> _THE EXERCISE_
Transcribe everything in the data word for word. Pictures are left out.

Dataset items
▶

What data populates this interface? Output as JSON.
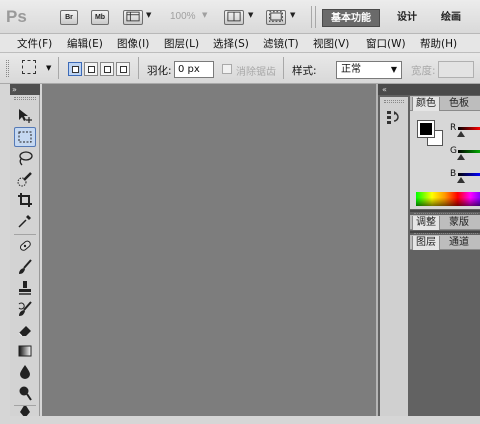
{
  "app": {
    "logo": "Ps",
    "bridge_label": "Br",
    "minibridge_label": "Mb",
    "zoom": "100%",
    "workspaces": [
      "基本功能",
      "设计",
      "绘画"
    ]
  },
  "menu": [
    "文件(F)",
    "编辑(E)",
    "图像(I)",
    "图层(L)",
    "选择(S)",
    "滤镜(T)",
    "视图(V)",
    "窗口(W)",
    "帮助(H)"
  ],
  "options": {
    "feather_label": "羽化:",
    "feather_value": "0 px",
    "antialias_label": "消除锯齿",
    "style_label": "样式:",
    "style_value": "正常",
    "width_label": "宽度:"
  },
  "toolbox": {
    "collapse": "»",
    "tools": [
      "move-tool",
      "rectangular-marquee-tool",
      "lasso-tool",
      "quick-selection-tool",
      "crop-tool",
      "eyedropper-tool",
      "spot-healing-brush-tool",
      "brush-tool",
      "clone-stamp-tool",
      "history-brush-tool",
      "eraser-tool",
      "gradient-tool",
      "blur-tool",
      "dodge-tool",
      "pen-tool"
    ]
  },
  "dock": {
    "collapse": "«"
  },
  "panels": {
    "color_tabs": [
      "颜色",
      "色板"
    ],
    "channels": [
      "R",
      "G",
      "B"
    ],
    "adjust_tabs": [
      "调整",
      "蒙版"
    ],
    "layer_tabs": [
      "图层",
      "通道"
    ]
  },
  "colors": {
    "canvas": "#7d7d7d",
    "active_workspace": "#6a6a6a",
    "foreground": "#000000",
    "background": "#ffffff"
  }
}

◀

> _COMPLETED TASK_
What data populates this interface? Output as JSON.
{
  "app": {
    "logo": "Ps",
    "bridge_label": "Br",
    "minibridge_label": "Mb",
    "zoom": "100%",
    "workspaces": [
      "基本功能",
      "设计",
      "绘画"
    ]
  },
  "menu": [
    "文件(F)",
    "编辑(E)",
    "图像(I)",
    "图层(L)",
    "选择(S)",
    "滤镜(T)",
    "视图(V)",
    "窗口(W)",
    "帮助(H)"
  ],
  "options": {
    "feather_label": "羽化:",
    "feather_value": "0 px",
    "antialias_label": "消除锯齿",
    "style_label": "样式:",
    "style_value": "正常",
    "width_label": "宽度:"
  },
  "toolbox": {
    "collapse": "»",
    "tools": [
      "move-tool",
      "rectangular-marquee-tool",
      "lasso-tool",
      "quick-selection-tool",
      "crop-tool",
      "eyedropper-tool",
      "spot-healing-brush-tool",
      "brush-tool",
      "clone-stamp-tool",
      "history-brush-tool",
      "eraser-tool",
      "gradient-tool",
      "blur-tool",
      "dodge-tool",
      "pen-tool"
    ]
  },
  "dock": {
    "collapse": "«"
  },
  "panels": {
    "color_tabs": [
      "颜色",
      "色板"
    ],
    "channels": [
      "R",
      "G",
      "B"
    ],
    "adjust_tabs": [
      "调整",
      "蒙版"
    ],
    "layer_tabs": [
      "图层",
      "通道"
    ]
  },
  "colors": {
    "canvas": "#7d7d7d",
    "active_workspace": "#6a6a6a",
    "foreground": "#000000",
    "background": "#ffffff"
  }
}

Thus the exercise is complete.